## Task statement
Transcribe the listing verbatim. Do not carry over any pictures.

####

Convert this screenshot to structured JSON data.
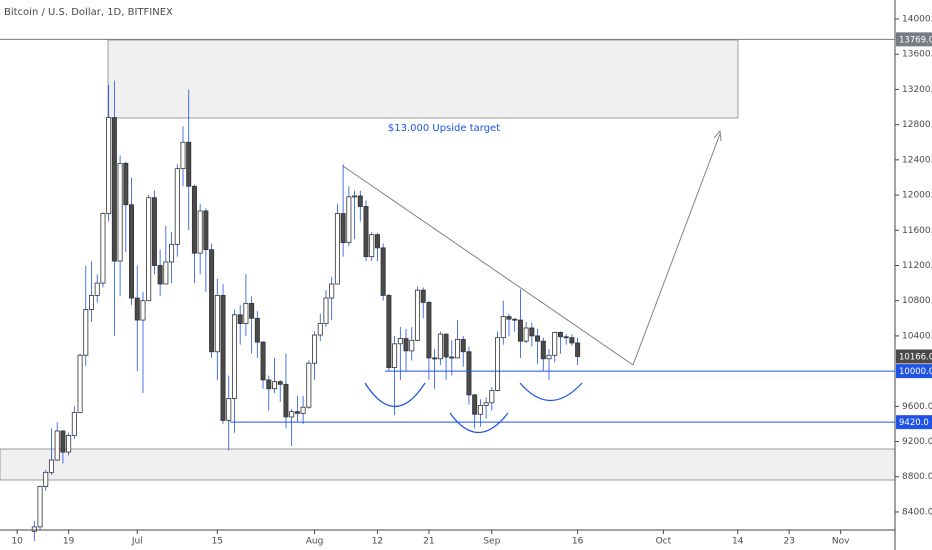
{
  "chart_data": {
    "type": "candlestick",
    "title": "Bitcoin / U.S. Dollar, 1D, BITFINEX",
    "annotation": "$13.000 Upside target",
    "up_color": "#ffffff",
    "down_color": "#4a4a4a",
    "x": [
      12,
      13,
      14,
      15,
      16,
      17,
      18,
      19,
      20,
      21,
      22,
      23,
      24,
      25,
      26,
      27,
      28,
      29,
      30,
      31,
      32,
      33,
      34,
      35,
      36,
      37,
      38,
      39,
      40,
      41,
      42,
      43,
      44,
      45,
      46,
      47,
      48,
      49,
      50,
      51,
      52,
      53,
      54,
      55,
      56,
      57,
      58,
      59,
      60,
      61,
      62,
      63,
      64,
      65,
      66,
      67,
      68,
      69,
      70,
      71,
      72,
      73,
      74,
      75,
      76,
      77,
      78,
      79,
      80,
      81,
      82,
      83,
      84,
      85,
      86,
      87,
      88,
      89,
      90,
      91,
      92,
      93,
      94,
      95,
      96,
      97,
      98,
      99,
      100,
      101,
      102,
      103,
      104,
      105,
      106,
      107
    ],
    "open": [
      8180,
      8230,
      8690,
      8850,
      8990,
      9320,
      9080,
      9270,
      9530,
      10180,
      10700,
      10860,
      11000,
      11790,
      12880,
      11250,
      12360,
      11890,
      10830,
      10580,
      10800,
      11970,
      11200,
      10990,
      11240,
      11440,
      12300,
      12600,
      12100,
      11340,
      11820,
      11380,
      10220,
      10860,
      9440,
      9690,
      10640,
      10540,
      10770,
      10600,
      10330,
      9900,
      9800,
      9880,
      9850,
      9480,
      9540,
      9520,
      9590,
      10090,
      10410,
      10540,
      10830,
      10990,
      11790,
      11460,
      11980,
      11990,
      11870,
      11300,
      11550,
      11400,
      10860,
      10040,
      10310,
      10370,
      10230,
      10350,
      10920,
      10780,
      10150,
      10140,
      10420,
      10160,
      10150,
      10360,
      10220,
      9730,
      9510,
      9610,
      9640,
      9780,
      10380,
      10620,
      10590,
      10580,
      10340,
      10490,
      10400,
      10340,
      10140,
      10180,
      10440,
      10390,
      10380,
      10320
    ],
    "high": [
      8300,
      8700,
      8880,
      9350,
      9420,
      9330,
      9300,
      9600,
      10200,
      11200,
      11250,
      11100,
      11800,
      13250,
      13300,
      12450,
      12380,
      12200,
      11200,
      10900,
      12000,
      12050,
      11380,
      11650,
      11580,
      12350,
      12780,
      13200,
      12120,
      11900,
      11850,
      11450,
      11050,
      10990,
      9950,
      10700,
      10750,
      11100,
      10850,
      10680,
      10340,
      9950,
      10150,
      9900,
      10200,
      9570,
      9720,
      9720,
      10120,
      10450,
      10650,
      10920,
      11070,
      11900,
      12350,
      12100,
      12050,
      12050,
      11940,
      11580,
      11570,
      11450,
      10880,
      10400,
      10500,
      10480,
      10500,
      10960,
      10950,
      10800,
      10250,
      10450,
      10430,
      10350,
      10580,
      10400,
      10280,
      9740,
      9680,
      9700,
      9820,
      10450,
      10800,
      10650,
      10600,
      10930,
      10560,
      10550,
      10480,
      10380,
      10250,
      10450,
      10450,
      10420,
      10420,
      10380
    ],
    "low": [
      8070,
      8200,
      8640,
      8820,
      8980,
      8950,
      9040,
      9230,
      9520,
      10060,
      10560,
      10780,
      10950,
      11700,
      10400,
      10850,
      11350,
      10750,
      10000,
      9750,
      10800,
      11100,
      10850,
      10990,
      11000,
      11300,
      12100,
      11600,
      11000,
      11100,
      10900,
      10150,
      9900,
      9400,
      9100,
      9300,
      10300,
      10400,
      10200,
      10150,
      9800,
      9550,
      9750,
      9650,
      9350,
      9150,
      9420,
      9400,
      9570,
      9900,
      10340,
      10500,
      10580,
      10990,
      11300,
      11420,
      11500,
      11700,
      11250,
      11250,
      11250,
      10800,
      10000,
      9500,
      9900,
      10000,
      10120,
      10340,
      10600,
      9900,
      9800,
      10070,
      9900,
      9950,
      10150,
      10050,
      9620,
      9350,
      9370,
      9460,
      9550,
      9770,
      10300,
      10400,
      10450,
      10150,
      10320,
      10280,
      10080,
      10000,
      9900,
      10100,
      10200,
      10300,
      10290,
      10070
    ],
    "close": [
      8230,
      8690,
      8850,
      8990,
      9320,
      9080,
      9270,
      9530,
      10180,
      10700,
      10860,
      11000,
      11790,
      12880,
      11250,
      12360,
      11890,
      10830,
      10580,
      10800,
      11970,
      11200,
      10990,
      11240,
      11440,
      12300,
      12600,
      12100,
      11340,
      11820,
      11380,
      10220,
      10860,
      9440,
      9690,
      10640,
      10540,
      10770,
      10600,
      10330,
      9900,
      9800,
      9880,
      9850,
      9480,
      9540,
      9520,
      9590,
      10090,
      10410,
      10540,
      10830,
      10990,
      11790,
      11460,
      11980,
      11990,
      11870,
      11300,
      11550,
      11400,
      10860,
      10040,
      10310,
      10370,
      10230,
      10350,
      10920,
      10780,
      10150,
      10140,
      10420,
      10160,
      10150,
      10360,
      10220,
      9730,
      9510,
      9610,
      9640,
      9780,
      10380,
      10620,
      10590,
      10580,
      10340,
      10490,
      10400,
      10340,
      10140,
      10180,
      10440,
      10390,
      10380,
      10320,
      10166
    ],
    "xlim": [
      6,
      162.5
    ],
    "ylim": [
      8195,
      14216
    ],
    "xticks": [
      {
        "value": 9,
        "label": "10"
      },
      {
        "value": 18,
        "label": "19"
      },
      {
        "value": 30,
        "label": "Jul"
      },
      {
        "value": 44,
        "label": "15"
      },
      {
        "value": 61,
        "label": "Aug"
      },
      {
        "value": 72,
        "label": "12"
      },
      {
        "value": 81,
        "label": "21"
      },
      {
        "value": 92,
        "label": "Sep"
      },
      {
        "value": 107,
        "label": "16"
      },
      {
        "value": 122,
        "label": "Oct"
      },
      {
        "value": 135,
        "label": "14"
      },
      {
        "value": 144,
        "label": "23"
      },
      {
        "value": 153,
        "label": "Nov"
      }
    ],
    "yticks": [
      {
        "value": 8400,
        "label": "8400.0"
      },
      {
        "value": 8800,
        "label": "8800.0"
      },
      {
        "value": 9200,
        "label": "9200.0"
      },
      {
        "value": 9600,
        "label": "9600.0"
      },
      {
        "value": 10400,
        "label": "10400.0"
      },
      {
        "value": 10800,
        "label": "10800.0"
      },
      {
        "value": 11200,
        "label": "11200.0"
      },
      {
        "value": 11600,
        "label": "11600.0"
      },
      {
        "value": 12000,
        "label": "12000.0"
      },
      {
        "value": 12400,
        "label": "12400.0"
      },
      {
        "value": 12800,
        "label": "12800.0"
      },
      {
        "value": 13200,
        "label": "13200.0"
      },
      {
        "value": 13600,
        "label": "13600.0"
      },
      {
        "value": 14000,
        "label": "14000.0"
      }
    ],
    "price_lines": [
      {
        "value": 13769,
        "label": "13769.0",
        "color": "#787b86"
      },
      {
        "value": 10166,
        "label": "10166.0",
        "color": "#4a4a4a"
      },
      {
        "value": 10000,
        "label": "10000.0",
        "color": "#1e53e5"
      },
      {
        "value": 9420,
        "label": "9420.0",
        "color": "#1e53e5"
      }
    ]
  }
}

####

## Task solution
Convert this screenshot to structured JSON data.
{
  "chart_data": {
    "type": "candlestick",
    "title": "Bitcoin / U.S. Dollar, 1D, BITFINEX",
    "annotation": "$13.000 Upside target",
    "up_color": "#ffffff",
    "down_color": "#4a4a4a",
    "x": [
      12,
      13,
      14,
      15,
      16,
      17,
      18,
      19,
      20,
      21,
      22,
      23,
      24,
      25,
      26,
      27,
      28,
      29,
      30,
      31,
      32,
      33,
      34,
      35,
      36,
      37,
      38,
      39,
      40,
      41,
      42,
      43,
      44,
      45,
      46,
      47,
      48,
      49,
      50,
      51,
      52,
      53,
      54,
      55,
      56,
      57,
      58,
      59,
      60,
      61,
      62,
      63,
      64,
      65,
      66,
      67,
      68,
      69,
      70,
      71,
      72,
      73,
      74,
      75,
      76,
      77,
      78,
      79,
      80,
      81,
      82,
      83,
      84,
      85,
      86,
      87,
      88,
      89,
      90,
      91,
      92,
      93,
      94,
      95,
      96,
      97,
      98,
      99,
      100,
      101,
      102,
      103,
      104,
      105,
      106,
      107
    ],
    "open": [
      8180,
      8230,
      8690,
      8850,
      8990,
      9320,
      9080,
      9270,
      9530,
      10180,
      10700,
      10860,
      11000,
      11790,
      12880,
      11250,
      12360,
      11890,
      10830,
      10580,
      10800,
      11970,
      11200,
      10990,
      11240,
      11440,
      12300,
      12600,
      12100,
      11340,
      11820,
      11380,
      10220,
      10860,
      9440,
      9690,
      10640,
      10540,
      10770,
      10600,
      10330,
      9900,
      9800,
      9880,
      9850,
      9480,
      9540,
      9520,
      9590,
      10090,
      10410,
      10540,
      10830,
      10990,
      11790,
      11460,
      11980,
      11990,
      11870,
      11300,
      11550,
      11400,
      10860,
      10040,
      10310,
      10370,
      10230,
      10350,
      10920,
      10780,
      10150,
      10140,
      10420,
      10160,
      10150,
      10360,
      10220,
      9730,
      9510,
      9610,
      9640,
      9780,
      10380,
      10620,
      10590,
      10580,
      10340,
      10490,
      10400,
      10340,
      10140,
      10180,
      10440,
      10390,
      10380,
      10320
    ],
    "high": [
      8300,
      8700,
      8880,
      9350,
      9420,
      9330,
      9300,
      9600,
      10200,
      11200,
      11250,
      11100,
      11800,
      13250,
      13300,
      12450,
      12380,
      12200,
      11200,
      10900,
      12000,
      12050,
      11380,
      11650,
      11580,
      12350,
      12780,
      13200,
      12120,
      11900,
      11850,
      11450,
      11050,
      10990,
      9950,
      10700,
      10750,
      11100,
      10850,
      10680,
      10340,
      9950,
      10150,
      9900,
      10200,
      9570,
      9720,
      9720,
      10120,
      10450,
      10650,
      10920,
      11070,
      11900,
      12350,
      12100,
      12050,
      12050,
      11940,
      11580,
      11570,
      11450,
      10880,
      10400,
      10500,
      10480,
      10500,
      10960,
      10950,
      10800,
      10250,
      10450,
      10430,
      10350,
      10580,
      10400,
      10280,
      9740,
      9680,
      9700,
      9820,
      10450,
      10800,
      10650,
      10600,
      10930,
      10560,
      10550,
      10480,
      10380,
      10250,
      10450,
      10450,
      10420,
      10420,
      10380
    ],
    "low": [
      8070,
      8200,
      8640,
      8820,
      8980,
      8950,
      9040,
      9230,
      9520,
      10060,
      10560,
      10780,
      10950,
      11700,
      10400,
      10850,
      11350,
      10750,
      10000,
      9750,
      10800,
      11100,
      10850,
      10990,
      11000,
      11300,
      12100,
      11600,
      11000,
      11100,
      10900,
      10150,
      9900,
      9400,
      9100,
      9300,
      10300,
      10400,
      10200,
      10150,
      9800,
      9550,
      9750,
      9650,
      9350,
      9150,
      9420,
      9400,
      9570,
      9900,
      10340,
      10500,
      10580,
      10990,
      11300,
      11420,
      11500,
      11700,
      11250,
      11250,
      11250,
      10800,
      10000,
      9500,
      9900,
      10000,
      10120,
      10340,
      10600,
      9900,
      9800,
      10070,
      9900,
      9950,
      10150,
      10050,
      9620,
      9350,
      9370,
      9460,
      9550,
      9770,
      10300,
      10400,
      10450,
      10150,
      10320,
      10280,
      10080,
      10000,
      9900,
      10100,
      10200,
      10300,
      10290,
      10070
    ],
    "close": [
      8230,
      8690,
      8850,
      8990,
      9320,
      9080,
      9270,
      9530,
      10180,
      10700,
      10860,
      11000,
      11790,
      12880,
      11250,
      12360,
      11890,
      10830,
      10580,
      10800,
      11970,
      11200,
      10990,
      11240,
      11440,
      12300,
      12600,
      12100,
      11340,
      11820,
      11380,
      10220,
      10860,
      9440,
      9690,
      10640,
      10540,
      10770,
      10600,
      10330,
      9900,
      9800,
      9880,
      9850,
      9480,
      9540,
      9520,
      9590,
      10090,
      10410,
      10540,
      10830,
      10990,
      11790,
      11460,
      11980,
      11990,
      11870,
      11300,
      11550,
      11400,
      10860,
      10040,
      10310,
      10370,
      10230,
      10350,
      10920,
      10780,
      10150,
      10140,
      10420,
      10160,
      10150,
      10360,
      10220,
      9730,
      9510,
      9610,
      9640,
      9780,
      10380,
      10620,
      10590,
      10580,
      10340,
      10490,
      10400,
      10340,
      10140,
      10180,
      10440,
      10390,
      10380,
      10320,
      10166
    ],
    "xlim": [
      6,
      162.5
    ],
    "ylim": [
      8195,
      14216
    ],
    "xticks": [
      {
        "value": 9,
        "label": "10"
      },
      {
        "value": 18,
        "label": "19"
      },
      {
        "value": 30,
        "label": "Jul"
      },
      {
        "value": 44,
        "label": "15"
      },
      {
        "value": 61,
        "label": "Aug"
      },
      {
        "value": 72,
        "label": "12"
      },
      {
        "value": 81,
        "label": "21"
      },
      {
        "value": 92,
        "label": "Sep"
      },
      {
        "value": 107,
        "label": "16"
      },
      {
        "value": 122,
        "label": "Oct"
      },
      {
        "value": 135,
        "label": "14"
      },
      {
        "value": 144,
        "label": "23"
      },
      {
        "value": 153,
        "label": "Nov"
      }
    ],
    "yticks": [
      {
        "value": 8400,
        "label": "8400.0"
      },
      {
        "value": 8800,
        "label": "8800.0"
      },
      {
        "value": 9200,
        "label": "9200.0"
      },
      {
        "value": 9600,
        "label": "9600.0"
      },
      {
        "value": 10400,
        "label": "10400.0"
      },
      {
        "value": 10800,
        "label": "10800.0"
      },
      {
        "value": 11200,
        "label": "11200.0"
      },
      {
        "value": 11600,
        "label": "11600.0"
      },
      {
        "value": 12000,
        "label": "12000.0"
      },
      {
        "value": 12400,
        "label": "12400.0"
      },
      {
        "value": 12800,
        "label": "12800.0"
      },
      {
        "value": 13200,
        "label": "13200.0"
      },
      {
        "value": 13600,
        "label": "13600.0"
      },
      {
        "value": 14000,
        "label": "14000.0"
      }
    ],
    "price_lines": [
      {
        "value": 13769,
        "label": "13769.0",
        "color": "#787b86"
      },
      {
        "value": 10166,
        "label": "10166.0",
        "color": "#4a4a4a"
      },
      {
        "value": 10000,
        "label": "10000.0",
        "color": "#1e53e5"
      },
      {
        "value": 9420,
        "label": "9420.0",
        "color": "#1e53e5"
      }
    ]
  }
}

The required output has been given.